§ WRITTEN TASK:
Collect every line that includes the string "Handy".

§ INPUT RECORDS:

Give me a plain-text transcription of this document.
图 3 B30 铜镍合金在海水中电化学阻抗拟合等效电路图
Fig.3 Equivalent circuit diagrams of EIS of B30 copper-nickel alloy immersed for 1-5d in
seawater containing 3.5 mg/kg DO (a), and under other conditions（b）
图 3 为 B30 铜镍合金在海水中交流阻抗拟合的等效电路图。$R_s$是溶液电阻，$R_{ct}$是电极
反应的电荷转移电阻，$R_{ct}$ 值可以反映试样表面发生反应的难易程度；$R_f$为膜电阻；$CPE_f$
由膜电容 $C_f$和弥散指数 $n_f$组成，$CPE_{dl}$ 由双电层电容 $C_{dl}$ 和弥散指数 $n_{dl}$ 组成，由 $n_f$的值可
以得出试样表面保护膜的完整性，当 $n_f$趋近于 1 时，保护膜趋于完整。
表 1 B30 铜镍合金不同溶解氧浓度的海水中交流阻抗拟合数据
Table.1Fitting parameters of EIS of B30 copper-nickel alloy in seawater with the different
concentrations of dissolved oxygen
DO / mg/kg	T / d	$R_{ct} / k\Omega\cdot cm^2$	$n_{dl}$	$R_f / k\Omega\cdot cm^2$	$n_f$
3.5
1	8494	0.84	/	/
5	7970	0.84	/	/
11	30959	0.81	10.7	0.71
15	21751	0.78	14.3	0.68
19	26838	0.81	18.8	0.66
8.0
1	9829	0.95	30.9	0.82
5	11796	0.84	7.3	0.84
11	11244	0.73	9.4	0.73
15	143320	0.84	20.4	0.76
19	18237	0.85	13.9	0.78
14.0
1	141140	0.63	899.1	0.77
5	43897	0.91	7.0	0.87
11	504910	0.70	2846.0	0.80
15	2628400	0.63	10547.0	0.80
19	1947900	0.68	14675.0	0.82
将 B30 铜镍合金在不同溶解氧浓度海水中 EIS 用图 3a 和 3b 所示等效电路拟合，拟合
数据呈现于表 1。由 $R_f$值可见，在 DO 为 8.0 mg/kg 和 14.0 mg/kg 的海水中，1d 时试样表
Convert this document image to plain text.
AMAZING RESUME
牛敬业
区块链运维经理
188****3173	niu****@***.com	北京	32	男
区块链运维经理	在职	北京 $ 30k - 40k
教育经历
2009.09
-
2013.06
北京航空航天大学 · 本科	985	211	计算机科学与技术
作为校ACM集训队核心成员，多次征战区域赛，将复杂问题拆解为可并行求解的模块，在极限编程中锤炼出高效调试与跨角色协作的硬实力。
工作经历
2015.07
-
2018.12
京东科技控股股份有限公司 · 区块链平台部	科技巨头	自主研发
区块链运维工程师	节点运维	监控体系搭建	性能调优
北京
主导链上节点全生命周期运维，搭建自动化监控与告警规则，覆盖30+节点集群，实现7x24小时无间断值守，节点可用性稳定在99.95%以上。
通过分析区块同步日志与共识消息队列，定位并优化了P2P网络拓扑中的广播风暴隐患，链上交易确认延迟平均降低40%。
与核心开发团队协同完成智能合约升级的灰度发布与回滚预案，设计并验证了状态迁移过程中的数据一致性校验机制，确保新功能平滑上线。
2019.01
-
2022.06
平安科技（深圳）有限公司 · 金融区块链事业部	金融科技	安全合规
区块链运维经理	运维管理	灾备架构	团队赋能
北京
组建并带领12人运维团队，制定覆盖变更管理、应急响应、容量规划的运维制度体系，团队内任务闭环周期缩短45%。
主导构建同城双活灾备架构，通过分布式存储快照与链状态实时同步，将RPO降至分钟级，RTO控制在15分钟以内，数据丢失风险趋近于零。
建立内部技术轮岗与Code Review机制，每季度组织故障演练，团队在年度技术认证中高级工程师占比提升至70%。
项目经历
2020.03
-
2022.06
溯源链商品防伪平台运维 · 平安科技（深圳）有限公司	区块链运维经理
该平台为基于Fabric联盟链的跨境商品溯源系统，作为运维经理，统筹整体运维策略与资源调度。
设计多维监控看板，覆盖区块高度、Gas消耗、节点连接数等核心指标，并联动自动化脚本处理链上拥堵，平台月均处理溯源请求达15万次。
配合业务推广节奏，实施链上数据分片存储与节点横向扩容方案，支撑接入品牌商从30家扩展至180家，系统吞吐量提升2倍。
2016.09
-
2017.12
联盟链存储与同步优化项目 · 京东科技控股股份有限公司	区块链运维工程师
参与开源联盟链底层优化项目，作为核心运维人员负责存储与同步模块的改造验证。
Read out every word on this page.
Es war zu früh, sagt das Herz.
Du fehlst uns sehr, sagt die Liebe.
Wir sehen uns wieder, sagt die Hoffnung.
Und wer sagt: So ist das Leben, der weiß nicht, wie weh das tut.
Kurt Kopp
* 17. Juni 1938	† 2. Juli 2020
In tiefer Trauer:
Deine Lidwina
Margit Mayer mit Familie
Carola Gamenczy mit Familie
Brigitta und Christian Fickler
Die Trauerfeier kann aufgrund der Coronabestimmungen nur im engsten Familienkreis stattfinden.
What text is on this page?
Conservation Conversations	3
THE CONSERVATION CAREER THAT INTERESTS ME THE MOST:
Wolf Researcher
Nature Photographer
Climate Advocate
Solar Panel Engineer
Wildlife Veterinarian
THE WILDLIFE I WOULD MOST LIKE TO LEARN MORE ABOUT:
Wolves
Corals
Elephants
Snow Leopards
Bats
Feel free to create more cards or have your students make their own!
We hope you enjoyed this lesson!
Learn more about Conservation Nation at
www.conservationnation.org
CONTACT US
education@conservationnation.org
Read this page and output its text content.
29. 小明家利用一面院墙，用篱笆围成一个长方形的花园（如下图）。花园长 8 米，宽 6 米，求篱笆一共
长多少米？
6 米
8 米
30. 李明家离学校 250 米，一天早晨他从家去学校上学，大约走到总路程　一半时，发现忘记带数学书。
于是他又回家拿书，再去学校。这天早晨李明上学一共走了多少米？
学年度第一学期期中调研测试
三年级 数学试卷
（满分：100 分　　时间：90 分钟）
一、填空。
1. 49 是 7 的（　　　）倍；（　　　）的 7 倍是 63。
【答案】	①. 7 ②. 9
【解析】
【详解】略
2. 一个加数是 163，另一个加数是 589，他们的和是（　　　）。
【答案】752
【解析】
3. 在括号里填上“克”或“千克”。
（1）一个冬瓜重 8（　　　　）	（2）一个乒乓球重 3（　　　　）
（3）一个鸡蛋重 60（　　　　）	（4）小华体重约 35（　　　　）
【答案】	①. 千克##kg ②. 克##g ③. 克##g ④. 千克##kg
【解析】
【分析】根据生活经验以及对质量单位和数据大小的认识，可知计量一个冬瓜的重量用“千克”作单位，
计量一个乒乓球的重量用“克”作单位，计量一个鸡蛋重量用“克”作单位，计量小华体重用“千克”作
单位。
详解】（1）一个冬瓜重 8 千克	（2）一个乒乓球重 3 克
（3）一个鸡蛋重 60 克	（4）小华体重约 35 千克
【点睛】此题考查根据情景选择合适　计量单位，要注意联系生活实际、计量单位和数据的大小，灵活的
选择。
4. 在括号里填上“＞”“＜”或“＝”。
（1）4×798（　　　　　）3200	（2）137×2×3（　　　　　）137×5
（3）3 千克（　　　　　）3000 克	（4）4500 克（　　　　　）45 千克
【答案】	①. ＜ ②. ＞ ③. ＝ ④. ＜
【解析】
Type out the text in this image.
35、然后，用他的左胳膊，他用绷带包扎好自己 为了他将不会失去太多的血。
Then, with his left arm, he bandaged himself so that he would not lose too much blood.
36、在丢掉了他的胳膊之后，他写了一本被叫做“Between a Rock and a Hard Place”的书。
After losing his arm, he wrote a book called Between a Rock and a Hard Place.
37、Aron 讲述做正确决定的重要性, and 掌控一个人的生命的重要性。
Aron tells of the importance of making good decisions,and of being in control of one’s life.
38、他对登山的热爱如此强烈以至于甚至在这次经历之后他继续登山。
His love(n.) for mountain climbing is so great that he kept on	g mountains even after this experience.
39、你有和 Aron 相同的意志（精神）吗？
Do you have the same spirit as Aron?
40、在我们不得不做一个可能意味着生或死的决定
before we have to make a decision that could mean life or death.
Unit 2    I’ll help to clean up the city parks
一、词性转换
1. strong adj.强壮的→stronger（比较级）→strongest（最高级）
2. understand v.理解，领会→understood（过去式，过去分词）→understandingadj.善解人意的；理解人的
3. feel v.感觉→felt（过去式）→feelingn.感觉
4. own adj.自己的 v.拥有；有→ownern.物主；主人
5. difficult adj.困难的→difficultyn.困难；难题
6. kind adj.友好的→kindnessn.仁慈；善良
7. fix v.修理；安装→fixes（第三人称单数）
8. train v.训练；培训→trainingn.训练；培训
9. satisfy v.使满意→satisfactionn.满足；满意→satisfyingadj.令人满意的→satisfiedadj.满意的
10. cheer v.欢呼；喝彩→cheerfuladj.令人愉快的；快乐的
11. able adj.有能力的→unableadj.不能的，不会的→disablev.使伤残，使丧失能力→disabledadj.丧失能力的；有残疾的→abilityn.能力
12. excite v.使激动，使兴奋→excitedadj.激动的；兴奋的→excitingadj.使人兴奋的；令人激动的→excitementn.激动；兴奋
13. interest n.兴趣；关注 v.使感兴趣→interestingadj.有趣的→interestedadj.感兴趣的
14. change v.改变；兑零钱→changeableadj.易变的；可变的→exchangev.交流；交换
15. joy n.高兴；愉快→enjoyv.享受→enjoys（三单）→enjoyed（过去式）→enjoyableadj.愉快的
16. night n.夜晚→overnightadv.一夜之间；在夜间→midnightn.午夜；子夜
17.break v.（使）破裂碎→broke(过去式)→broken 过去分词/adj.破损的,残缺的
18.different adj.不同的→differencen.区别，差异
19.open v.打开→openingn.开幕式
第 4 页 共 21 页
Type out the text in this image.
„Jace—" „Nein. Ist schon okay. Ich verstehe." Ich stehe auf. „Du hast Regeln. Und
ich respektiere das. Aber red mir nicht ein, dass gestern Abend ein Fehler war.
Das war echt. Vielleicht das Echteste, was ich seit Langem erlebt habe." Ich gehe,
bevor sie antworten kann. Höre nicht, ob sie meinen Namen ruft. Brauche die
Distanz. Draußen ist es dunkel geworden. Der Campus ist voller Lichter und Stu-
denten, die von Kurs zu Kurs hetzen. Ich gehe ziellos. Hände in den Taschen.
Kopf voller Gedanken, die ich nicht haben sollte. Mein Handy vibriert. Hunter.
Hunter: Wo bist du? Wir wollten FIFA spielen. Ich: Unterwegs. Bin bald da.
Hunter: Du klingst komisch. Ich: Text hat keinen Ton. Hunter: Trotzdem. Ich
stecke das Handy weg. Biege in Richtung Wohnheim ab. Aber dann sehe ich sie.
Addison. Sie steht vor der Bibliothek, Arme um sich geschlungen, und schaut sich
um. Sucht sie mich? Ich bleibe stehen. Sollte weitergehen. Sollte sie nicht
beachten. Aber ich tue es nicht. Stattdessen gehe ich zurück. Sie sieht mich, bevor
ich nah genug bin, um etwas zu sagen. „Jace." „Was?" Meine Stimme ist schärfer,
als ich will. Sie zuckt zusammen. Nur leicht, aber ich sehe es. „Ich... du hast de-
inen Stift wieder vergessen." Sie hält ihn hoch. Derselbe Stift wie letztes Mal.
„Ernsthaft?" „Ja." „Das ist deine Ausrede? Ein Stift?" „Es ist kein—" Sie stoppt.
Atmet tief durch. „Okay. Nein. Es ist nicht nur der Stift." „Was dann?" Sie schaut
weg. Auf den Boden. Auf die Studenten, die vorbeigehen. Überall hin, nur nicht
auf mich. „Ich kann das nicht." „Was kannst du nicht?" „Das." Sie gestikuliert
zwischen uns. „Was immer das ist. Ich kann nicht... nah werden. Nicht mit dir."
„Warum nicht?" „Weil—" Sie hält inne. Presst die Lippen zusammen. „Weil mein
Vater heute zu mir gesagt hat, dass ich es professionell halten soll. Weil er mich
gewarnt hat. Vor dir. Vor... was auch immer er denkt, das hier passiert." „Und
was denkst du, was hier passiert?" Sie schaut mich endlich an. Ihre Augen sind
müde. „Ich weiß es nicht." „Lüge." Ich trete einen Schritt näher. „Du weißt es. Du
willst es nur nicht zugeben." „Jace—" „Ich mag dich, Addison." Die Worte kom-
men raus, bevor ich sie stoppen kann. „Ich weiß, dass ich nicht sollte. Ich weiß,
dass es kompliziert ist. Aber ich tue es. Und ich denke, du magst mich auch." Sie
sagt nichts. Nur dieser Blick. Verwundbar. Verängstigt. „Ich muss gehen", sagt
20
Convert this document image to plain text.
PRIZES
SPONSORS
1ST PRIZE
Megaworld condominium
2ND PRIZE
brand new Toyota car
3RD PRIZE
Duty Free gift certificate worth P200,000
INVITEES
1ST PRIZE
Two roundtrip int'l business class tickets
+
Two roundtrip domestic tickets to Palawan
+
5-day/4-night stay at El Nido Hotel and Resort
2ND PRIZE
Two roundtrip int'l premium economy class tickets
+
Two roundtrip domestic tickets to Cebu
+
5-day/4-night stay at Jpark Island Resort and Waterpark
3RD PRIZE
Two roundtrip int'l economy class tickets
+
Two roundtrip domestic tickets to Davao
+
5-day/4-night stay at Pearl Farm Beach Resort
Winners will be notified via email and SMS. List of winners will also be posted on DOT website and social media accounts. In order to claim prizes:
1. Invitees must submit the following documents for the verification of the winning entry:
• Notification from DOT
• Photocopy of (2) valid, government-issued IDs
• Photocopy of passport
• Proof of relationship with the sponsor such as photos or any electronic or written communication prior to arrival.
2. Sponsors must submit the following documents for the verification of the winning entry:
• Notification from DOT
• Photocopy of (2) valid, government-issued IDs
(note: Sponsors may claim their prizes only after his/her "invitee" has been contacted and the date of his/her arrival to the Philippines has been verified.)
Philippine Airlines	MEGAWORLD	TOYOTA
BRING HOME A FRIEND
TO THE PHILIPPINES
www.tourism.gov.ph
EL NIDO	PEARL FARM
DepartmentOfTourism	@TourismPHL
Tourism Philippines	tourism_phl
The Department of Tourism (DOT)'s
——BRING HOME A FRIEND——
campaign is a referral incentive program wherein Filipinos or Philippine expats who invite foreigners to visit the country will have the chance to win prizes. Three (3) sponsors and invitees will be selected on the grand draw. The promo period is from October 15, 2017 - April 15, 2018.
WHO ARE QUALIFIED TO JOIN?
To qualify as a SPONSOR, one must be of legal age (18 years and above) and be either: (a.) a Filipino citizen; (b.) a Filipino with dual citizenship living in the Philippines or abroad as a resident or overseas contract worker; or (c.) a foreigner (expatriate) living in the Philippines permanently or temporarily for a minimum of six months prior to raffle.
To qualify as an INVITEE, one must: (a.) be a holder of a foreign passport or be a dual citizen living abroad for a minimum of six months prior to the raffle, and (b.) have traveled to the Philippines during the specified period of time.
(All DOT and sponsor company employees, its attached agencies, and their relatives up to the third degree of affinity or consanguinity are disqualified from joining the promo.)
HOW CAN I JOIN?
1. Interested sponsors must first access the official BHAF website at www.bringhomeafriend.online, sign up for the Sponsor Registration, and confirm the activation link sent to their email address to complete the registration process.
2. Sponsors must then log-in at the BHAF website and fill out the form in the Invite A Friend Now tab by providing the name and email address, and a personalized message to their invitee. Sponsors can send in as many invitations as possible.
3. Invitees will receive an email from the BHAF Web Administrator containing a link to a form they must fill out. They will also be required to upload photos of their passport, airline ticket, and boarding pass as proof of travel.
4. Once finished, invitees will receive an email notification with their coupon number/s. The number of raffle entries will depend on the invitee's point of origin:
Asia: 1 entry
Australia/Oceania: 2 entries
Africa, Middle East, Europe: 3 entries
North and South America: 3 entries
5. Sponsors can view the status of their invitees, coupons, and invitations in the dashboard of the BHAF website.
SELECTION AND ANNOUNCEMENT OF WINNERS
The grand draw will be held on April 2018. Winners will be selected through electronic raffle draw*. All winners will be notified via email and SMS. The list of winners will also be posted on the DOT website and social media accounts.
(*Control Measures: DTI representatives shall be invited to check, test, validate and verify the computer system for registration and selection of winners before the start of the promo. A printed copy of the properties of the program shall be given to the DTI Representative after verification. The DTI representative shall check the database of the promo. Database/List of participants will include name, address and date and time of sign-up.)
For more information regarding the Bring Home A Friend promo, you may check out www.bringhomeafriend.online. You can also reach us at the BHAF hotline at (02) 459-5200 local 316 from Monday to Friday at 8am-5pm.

§ THE REPLY:
Kopf voller Gedanken, die ich nicht haben sollte. Mein Handy vibriert. Hunter.
stecke das Handy weg. Biege in Richtung Wohnheim ab. Aber dann sehe ich sie.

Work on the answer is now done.